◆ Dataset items
══════════
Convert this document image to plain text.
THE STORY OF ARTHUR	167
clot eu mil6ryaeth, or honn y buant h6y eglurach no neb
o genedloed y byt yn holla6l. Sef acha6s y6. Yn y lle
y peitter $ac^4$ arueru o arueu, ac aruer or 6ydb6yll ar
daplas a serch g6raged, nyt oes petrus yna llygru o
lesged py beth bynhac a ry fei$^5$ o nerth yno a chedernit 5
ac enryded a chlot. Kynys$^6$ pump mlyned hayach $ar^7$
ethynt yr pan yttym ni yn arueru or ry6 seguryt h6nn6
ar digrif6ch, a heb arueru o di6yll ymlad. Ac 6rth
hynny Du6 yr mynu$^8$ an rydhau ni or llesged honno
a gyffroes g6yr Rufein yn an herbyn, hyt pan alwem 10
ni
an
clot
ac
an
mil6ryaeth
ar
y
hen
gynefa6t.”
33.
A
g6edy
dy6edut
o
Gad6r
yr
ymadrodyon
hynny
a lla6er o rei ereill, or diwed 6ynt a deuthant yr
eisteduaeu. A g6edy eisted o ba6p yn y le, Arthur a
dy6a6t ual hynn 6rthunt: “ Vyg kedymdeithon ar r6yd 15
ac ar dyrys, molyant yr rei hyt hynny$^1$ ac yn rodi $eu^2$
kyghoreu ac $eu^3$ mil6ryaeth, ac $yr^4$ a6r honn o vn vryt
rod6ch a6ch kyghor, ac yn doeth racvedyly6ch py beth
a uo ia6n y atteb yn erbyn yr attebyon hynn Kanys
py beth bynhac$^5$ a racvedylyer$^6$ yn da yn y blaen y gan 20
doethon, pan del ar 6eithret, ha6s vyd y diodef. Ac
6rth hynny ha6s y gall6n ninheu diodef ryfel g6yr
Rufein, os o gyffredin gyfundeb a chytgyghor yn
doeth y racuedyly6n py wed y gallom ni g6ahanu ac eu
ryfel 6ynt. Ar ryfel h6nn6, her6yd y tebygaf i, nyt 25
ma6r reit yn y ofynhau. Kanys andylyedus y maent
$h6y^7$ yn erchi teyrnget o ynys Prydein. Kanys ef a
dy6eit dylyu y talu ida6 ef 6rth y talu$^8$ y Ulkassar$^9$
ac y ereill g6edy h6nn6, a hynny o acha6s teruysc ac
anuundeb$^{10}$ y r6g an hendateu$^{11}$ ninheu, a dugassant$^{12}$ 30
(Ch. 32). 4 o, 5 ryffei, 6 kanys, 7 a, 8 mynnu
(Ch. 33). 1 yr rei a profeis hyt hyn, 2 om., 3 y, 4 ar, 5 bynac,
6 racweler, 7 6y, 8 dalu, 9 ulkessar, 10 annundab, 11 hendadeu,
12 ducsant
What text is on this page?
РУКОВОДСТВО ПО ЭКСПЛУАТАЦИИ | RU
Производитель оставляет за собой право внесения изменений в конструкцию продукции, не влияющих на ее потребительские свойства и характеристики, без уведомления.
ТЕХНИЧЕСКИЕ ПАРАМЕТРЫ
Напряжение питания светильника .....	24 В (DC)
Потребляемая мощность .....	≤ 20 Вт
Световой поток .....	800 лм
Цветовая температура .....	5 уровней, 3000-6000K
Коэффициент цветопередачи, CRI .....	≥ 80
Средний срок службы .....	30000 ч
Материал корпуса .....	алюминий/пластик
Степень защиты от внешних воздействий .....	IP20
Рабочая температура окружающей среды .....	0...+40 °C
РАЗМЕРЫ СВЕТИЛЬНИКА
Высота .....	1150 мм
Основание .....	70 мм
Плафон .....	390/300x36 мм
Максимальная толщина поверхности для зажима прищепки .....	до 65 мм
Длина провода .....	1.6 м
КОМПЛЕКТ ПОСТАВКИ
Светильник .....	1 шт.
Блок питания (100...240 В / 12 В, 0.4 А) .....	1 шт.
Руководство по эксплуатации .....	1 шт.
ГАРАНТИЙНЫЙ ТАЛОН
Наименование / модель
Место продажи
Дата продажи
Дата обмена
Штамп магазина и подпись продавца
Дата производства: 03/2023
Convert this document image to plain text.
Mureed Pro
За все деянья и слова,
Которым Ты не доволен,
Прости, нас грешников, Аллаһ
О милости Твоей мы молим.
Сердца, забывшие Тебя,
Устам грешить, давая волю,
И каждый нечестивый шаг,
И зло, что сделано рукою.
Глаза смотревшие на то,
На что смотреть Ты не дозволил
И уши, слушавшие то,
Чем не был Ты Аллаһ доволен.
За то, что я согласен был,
══════════
◆ Goal
Each line holding "beth" must be found and copied.

◆ Output for this task
lesged py beth bynhac a ry fei$^5$ o nerth yno a chedernit 5
rod6ch a6ch kyghor, ac yn doeth racvedyly6ch py beth
py beth bynhac$^5$ a racvedylyer$^6$ yn da yn y blaen y gan 20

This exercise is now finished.